| Directions for this task |
Search the material below for the word "SUVR". Copy every line that has it.

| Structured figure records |
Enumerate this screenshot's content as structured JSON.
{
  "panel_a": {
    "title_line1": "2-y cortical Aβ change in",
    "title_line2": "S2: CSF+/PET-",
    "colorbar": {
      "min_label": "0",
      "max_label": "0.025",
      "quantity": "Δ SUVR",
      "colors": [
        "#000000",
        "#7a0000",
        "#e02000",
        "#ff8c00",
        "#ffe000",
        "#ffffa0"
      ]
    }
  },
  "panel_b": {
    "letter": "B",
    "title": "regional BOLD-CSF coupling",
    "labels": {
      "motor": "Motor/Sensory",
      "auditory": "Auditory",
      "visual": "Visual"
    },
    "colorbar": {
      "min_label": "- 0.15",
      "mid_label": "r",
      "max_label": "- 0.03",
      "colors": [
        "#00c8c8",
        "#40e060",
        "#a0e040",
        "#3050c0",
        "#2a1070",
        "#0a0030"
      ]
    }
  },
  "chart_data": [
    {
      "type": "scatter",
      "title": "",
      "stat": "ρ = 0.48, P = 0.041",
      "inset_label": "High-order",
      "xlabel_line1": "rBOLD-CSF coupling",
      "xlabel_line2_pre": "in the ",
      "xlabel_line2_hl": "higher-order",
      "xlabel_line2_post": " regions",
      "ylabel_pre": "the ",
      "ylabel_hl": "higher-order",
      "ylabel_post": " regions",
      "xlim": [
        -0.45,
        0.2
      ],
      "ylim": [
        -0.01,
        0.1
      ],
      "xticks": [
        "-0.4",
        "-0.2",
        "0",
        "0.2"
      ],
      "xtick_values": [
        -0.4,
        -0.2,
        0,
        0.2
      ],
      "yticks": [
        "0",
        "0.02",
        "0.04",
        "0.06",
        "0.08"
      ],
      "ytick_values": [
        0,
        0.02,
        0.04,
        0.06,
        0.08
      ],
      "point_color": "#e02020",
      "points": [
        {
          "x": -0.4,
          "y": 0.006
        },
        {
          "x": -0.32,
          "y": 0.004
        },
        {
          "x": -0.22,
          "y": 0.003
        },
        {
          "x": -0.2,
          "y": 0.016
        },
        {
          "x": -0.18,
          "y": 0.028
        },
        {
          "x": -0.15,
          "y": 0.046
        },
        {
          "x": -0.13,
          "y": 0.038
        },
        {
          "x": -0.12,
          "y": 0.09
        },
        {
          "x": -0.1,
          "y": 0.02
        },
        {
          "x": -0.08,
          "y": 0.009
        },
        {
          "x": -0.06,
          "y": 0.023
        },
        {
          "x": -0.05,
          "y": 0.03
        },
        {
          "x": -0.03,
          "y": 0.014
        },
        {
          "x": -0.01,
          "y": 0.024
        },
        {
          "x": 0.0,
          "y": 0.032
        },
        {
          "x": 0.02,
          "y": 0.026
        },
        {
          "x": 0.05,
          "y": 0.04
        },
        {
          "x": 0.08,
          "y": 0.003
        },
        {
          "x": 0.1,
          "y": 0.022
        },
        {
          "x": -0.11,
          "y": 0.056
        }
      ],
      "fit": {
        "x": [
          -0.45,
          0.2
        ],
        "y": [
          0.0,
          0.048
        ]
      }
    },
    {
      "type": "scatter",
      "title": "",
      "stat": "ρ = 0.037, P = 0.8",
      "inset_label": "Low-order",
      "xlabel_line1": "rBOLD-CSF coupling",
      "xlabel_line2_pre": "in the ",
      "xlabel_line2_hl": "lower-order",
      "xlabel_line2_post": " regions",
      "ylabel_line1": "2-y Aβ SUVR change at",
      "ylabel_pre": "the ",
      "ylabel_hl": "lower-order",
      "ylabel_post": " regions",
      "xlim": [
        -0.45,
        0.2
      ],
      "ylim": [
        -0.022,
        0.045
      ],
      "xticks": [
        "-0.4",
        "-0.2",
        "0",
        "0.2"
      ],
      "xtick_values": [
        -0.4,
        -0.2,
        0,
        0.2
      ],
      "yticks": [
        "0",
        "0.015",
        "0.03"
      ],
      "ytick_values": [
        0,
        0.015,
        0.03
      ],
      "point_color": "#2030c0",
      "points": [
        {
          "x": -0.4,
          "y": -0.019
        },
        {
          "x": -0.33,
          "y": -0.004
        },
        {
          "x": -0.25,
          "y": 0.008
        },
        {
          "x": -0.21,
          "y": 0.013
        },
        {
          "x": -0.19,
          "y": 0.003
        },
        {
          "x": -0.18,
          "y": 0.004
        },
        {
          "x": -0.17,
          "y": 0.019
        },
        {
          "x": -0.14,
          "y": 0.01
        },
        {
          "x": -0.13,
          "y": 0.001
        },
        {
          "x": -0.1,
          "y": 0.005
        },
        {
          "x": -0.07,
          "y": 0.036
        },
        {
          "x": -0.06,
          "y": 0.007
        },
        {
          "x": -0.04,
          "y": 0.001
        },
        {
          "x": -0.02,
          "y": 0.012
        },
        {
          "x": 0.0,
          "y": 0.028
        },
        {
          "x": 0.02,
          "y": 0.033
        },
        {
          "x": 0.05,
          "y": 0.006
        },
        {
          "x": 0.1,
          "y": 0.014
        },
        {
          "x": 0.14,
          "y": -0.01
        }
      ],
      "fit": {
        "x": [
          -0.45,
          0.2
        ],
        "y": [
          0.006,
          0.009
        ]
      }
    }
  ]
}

| Answer below |
      "quantity": "Δ SUVR",
      "ylabel_line1": "2-y Aβ SUVR change at",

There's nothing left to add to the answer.